**Task to carry out**
Output all lines exactly, with nothing added or dropped.

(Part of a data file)
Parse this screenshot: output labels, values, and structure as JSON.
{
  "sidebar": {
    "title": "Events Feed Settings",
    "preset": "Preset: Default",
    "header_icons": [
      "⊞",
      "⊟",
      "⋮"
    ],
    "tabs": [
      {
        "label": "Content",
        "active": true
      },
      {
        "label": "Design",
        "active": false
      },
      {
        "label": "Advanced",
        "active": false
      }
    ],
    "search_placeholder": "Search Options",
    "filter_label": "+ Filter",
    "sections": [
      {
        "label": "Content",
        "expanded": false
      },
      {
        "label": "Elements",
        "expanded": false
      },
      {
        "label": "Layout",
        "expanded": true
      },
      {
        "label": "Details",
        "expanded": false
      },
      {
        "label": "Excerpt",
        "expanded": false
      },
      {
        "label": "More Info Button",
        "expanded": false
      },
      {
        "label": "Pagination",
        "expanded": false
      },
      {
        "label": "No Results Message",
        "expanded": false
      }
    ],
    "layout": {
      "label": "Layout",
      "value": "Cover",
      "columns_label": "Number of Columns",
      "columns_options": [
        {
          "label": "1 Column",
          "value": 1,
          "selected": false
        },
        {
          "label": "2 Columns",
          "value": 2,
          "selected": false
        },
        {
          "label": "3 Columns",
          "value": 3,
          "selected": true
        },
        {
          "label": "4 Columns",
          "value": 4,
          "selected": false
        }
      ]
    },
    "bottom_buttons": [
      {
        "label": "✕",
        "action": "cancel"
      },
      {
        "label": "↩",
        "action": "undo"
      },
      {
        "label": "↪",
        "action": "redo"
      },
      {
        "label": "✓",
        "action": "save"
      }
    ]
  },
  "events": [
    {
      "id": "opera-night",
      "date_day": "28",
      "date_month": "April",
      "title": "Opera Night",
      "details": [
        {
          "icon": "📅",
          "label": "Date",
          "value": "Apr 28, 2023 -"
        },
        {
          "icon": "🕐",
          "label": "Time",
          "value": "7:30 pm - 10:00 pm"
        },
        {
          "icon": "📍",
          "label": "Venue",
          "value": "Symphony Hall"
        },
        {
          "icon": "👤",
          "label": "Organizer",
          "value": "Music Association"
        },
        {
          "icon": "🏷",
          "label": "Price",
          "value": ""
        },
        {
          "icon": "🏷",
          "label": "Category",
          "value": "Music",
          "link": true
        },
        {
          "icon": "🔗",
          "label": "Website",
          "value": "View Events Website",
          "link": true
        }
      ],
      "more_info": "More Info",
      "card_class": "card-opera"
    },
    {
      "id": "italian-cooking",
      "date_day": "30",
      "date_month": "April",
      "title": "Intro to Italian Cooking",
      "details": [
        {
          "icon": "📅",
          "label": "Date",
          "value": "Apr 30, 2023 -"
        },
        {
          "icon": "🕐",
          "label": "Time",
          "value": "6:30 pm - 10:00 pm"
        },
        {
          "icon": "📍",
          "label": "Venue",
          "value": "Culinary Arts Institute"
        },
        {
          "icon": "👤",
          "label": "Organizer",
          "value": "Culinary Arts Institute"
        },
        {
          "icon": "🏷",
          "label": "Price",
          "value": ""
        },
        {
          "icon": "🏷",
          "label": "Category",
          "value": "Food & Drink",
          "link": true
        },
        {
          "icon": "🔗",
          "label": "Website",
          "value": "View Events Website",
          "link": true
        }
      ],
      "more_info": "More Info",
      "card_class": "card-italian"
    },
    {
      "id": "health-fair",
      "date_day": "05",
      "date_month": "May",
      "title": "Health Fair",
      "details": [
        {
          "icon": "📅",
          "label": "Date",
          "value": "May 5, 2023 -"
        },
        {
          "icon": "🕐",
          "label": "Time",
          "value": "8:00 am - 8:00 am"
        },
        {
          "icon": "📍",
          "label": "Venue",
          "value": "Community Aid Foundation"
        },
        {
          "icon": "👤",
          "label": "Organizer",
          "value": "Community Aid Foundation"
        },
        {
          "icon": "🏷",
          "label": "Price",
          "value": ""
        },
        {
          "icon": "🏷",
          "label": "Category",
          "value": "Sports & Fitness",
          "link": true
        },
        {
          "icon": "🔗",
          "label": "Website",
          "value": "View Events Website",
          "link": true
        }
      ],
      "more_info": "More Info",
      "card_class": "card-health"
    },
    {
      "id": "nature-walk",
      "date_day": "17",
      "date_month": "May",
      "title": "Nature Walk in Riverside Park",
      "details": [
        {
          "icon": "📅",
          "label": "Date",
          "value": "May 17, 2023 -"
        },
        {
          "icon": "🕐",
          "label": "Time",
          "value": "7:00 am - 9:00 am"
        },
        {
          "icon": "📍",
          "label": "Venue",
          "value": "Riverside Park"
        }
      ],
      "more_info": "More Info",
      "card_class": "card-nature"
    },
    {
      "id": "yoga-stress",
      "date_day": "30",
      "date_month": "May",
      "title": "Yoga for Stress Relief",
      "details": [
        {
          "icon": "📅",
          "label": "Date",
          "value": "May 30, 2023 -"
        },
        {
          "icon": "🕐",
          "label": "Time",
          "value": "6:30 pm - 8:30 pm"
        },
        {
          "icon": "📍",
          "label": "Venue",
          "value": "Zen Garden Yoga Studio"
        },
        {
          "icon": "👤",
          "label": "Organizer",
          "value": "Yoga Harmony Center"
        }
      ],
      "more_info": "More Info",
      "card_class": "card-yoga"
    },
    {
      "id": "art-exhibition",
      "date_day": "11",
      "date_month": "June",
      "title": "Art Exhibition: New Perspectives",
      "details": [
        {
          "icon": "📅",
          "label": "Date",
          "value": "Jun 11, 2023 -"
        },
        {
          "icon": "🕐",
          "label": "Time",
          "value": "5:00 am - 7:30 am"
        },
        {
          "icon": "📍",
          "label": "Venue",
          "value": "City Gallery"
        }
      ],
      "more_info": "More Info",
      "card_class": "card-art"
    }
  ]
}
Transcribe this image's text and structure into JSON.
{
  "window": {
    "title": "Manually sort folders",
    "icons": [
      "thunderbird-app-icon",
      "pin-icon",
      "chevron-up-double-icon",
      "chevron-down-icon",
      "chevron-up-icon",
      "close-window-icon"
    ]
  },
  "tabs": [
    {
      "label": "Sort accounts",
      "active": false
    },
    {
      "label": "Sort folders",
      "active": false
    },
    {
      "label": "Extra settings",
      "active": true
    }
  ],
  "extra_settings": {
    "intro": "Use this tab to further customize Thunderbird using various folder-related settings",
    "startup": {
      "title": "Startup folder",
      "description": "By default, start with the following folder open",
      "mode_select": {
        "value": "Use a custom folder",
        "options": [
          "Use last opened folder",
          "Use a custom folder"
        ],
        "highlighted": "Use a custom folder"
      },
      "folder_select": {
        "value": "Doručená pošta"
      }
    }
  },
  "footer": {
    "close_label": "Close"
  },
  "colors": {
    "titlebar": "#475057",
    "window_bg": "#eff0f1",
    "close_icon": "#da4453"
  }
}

**In response**
Parse this screenshot: output labels, values, and structure as JSON.
{
  "sidebar": {
    "title": "Events Feed Settings",
    "preset": "Preset: Default",
    "header_icons": [
      "⊞",
      "⊟",
      "⋮"
    ],
    "tabs": [
      {
        "label": "Content",
        "active": true
      },
      {
        "label": "Design",
        "active": false
      },
      {
        "label": "Advanced",
        "active": false
      }
    ],
    "search_placeholder": "Search Options",
    "filter_label": "+ Filter",
    "sections": [
      {
        "label": "Content",
        "expanded": false
      },
      {
        "label": "Elements",
        "expanded": false
      },
      {
        "label": "Layout",
        "expanded": true
      },
      {
        "label": "Details",
        "expanded": false
      },
      {
        "label": "Excerpt",
        "expanded": false
      },
      {
        "label": "More Info Button",
        "expanded": false
      },
      {
        "label": "Pagination",
        "expanded": false
      },
      {
        "label": "No Results Message",
        "expanded": false
      }
    ],
    "layout": {
      "label": "Layout",
      "value": "Cover",
      "columns_label": "Number of Columns",
      "columns_options": [
        {
          "label": "1 Column",
          "value": 1,
          "selected": false
        },
        {
          "label": "2 Columns",
          "value": 2,
          "selected": false
        },
        {
          "label": "3 Columns",
          "value": 3,
          "selected": true
        },
        {
          "label": "4 Columns",
          "value": 4,
          "selected": false
        }
      ]
    },
    "bottom_buttons": [
      {
        "label": "✕",
        "action": "cancel"
      },
      {
        "label": "↩",
        "action": "undo"
      },
      {
        "label": "↪",
        "action": "redo"
      },
      {
        "label": "✓",
        "action": "save"
      }
    ]
  },
  "events": [
    {
      "id": "opera-night",
      "date_day": "28",
      "date_month": "April",
      "title": "Opera Night",
      "details": [
        {
          "icon": "📅",
          "label": "Date",
          "value": "Apr 28, 2023 -"
        },
        {
          "icon": "🕐",
          "label": "Time",
          "value": "7:30 pm - 10:00 pm"
        },
        {
          "icon": "📍",
          "label": "Venue",
          "value": "Symphony Hall"
        },
        {
          "icon": "👤",
          "label": "Organizer",
          "value": "Music Association"
        },
        {
          "icon": "🏷",
          "label": "Price",
          "value": ""
        },
        {
          "icon": "🏷",
          "label": "Category",
          "value": "Music",
          "link": true
        },
        {
          "icon": "🔗",
          "label": "Website",
          "value": "View Events Website",
          "link": true
        }
      ],
      "more_info": "More Info",
      "card_class": "card-opera"
    },
    {
      "id": "italian-cooking",
      "date_day": "30",
      "date_month": "April",
      "title": "Intro to Italian Cooking",
      "details": [
        {
          "icon": "📅",
          "label": "Date",
          "value": "Apr 30, 2023 -"
        },
        {
          "icon": "🕐",
          "label": "Time",
          "value": "6:30 pm - 10:00 pm"
        },
        {
          "icon": "📍",
          "label": "Venue",
          "value": "Culinary Arts Institute"
        },
        {
          "icon": "👤",
          "label": "Organizer",
          "value": "Culinary Arts Institute"
        },
        {
          "icon": "🏷",
          "label": "Price",
          "value": ""
        },
        {
          "icon": "🏷",
          "label": "Category",
          "value": "Food & Drink",
          "link": true
        },
        {
          "icon": "🔗",
          "label": "Website",
          "value": "View Events Website",
          "link": true
        }
      ],
      "more_info": "More Info",
      "card_class": "card-italian"
    },
    {
      "id": "health-fair",
      "date_day": "05",
      "date_month": "May",
      "title": "Health Fair",
      "details": [
        {
          "icon": "📅",
          "label": "Date",
          "value": "May 5, 2023 -"
        },
        {
          "icon": "🕐",
          "label": "Time",
          "value": "8:00 am - 8:00 am"
        },
        {
          "icon": "📍",
          "label": "Venue",
          "value": "Community Aid Foundation"
        },
        {
          "icon": "👤",
          "label": "Organizer",
          "value": "Community Aid Foundation"
        },
        {
          "icon": "🏷",
          "label": "Price",
          "value": ""
        },
        {
          "icon": "🏷",
          "label": "Category",
          "value": "Sports & Fitness",
          "link": true
        },
        {
          "icon": "🔗",
          "label": "Website",
          "value": "View Events Website",
          "link": true
        }
      ],
      "more_info": "More Info",
      "card_class": "card-health"
    },
    {
      "id": "nature-walk",
      "date_day": "17",
      "date_month": "May",
      "title": "Nature Walk in Riverside Park",
      "details": [
        {
          "icon": "📅",
          "label": "Date",
          "value": "May 17, 2023 -"
        },
        {
          "icon": "🕐",
          "label": "Time",
          "value": "7:00 am - 9:00 am"
        },
        {
          "icon": "📍",
          "label": "Venue",
          "value": "Riverside Park"
        }
      ],
      "more_info": "More Info",
      "card_class": "card-nature"
    },
    {
      "id": "yoga-stress",
      "date_day": "30",
      "date_month": "May",
      "title": "Yoga for Stress Relief",
      "details": [
        {
          "icon": "📅",
          "label": "Date",
          "value": "May 30, 2023 -"
        },
        {
          "icon": "🕐",
          "label": "Time",
          "value": "6:30 pm - 8:30 pm"
        },
        {
          "icon": "📍",
          "label": "Venue",
          "value": "Zen Garden Yoga Studio"
        },
        {
          "icon": "👤",
          "label": "Organizer",
          "value": "Yoga Harmony Center"
        }
      ],
      "more_info": "More Info",
      "card_class": "card-yoga"
    },
    {
      "id": "art-exhibition",
      "date_day": "11",
      "date_month": "June",
      "title": "Art Exhibition: New Perspectives",
      "details": [
        {
          "icon": "📅",
          "label": "Date",
          "value": "Jun 11, 2023 -"
        },
        {
          "icon": "🕐",
          "label": "Time",
          "value": "5:00 am - 7:30 am"
        },
        {
          "icon": "📍",
          "label": "Venue",
          "value": "City Gallery"
        }
      ],
      "more_info": "More Info",
      "card_class": "card-art"
    }
  ]
}
Transcribe this image's text and structure into JSON.
{
  "window": {
    "title": "Manually sort folders",
    "icons": [
      "thunderbird-app-icon",
      "pin-icon",
      "chevron-up-double-icon",
      "chevron-down-icon",
      "chevron-up-icon",
      "close-window-icon"
    ]
  },
  "tabs": [
    {
      "label": "Sort accounts",
      "active": false
    },
    {
      "label": "Sort folders",
      "active": false
    },
    {
      "label": "Extra settings",
      "active": true
    }
  ],
  "extra_settings": {
    "intro": "Use this tab to further customize Thunderbird using various folder-related settings",
    "startup": {
      "title": "Startup folder",
      "description": "By default, start with the following folder open",
      "mode_select": {
        "value": "Use a custom folder",
        "options": [
          "Use last opened folder",
          "Use a custom folder"
        ],
        "highlighted": "Use a custom folder"
      },
      "folder_select": {
        "value": "Doručená pošta"
      }
    }
  },
  "footer": {
    "close_label": "Close"
  },
  "colors": {
    "titlebar": "#475057",
    "window_bg": "#eff0f1",
    "close_icon": "#da4453"
  }
}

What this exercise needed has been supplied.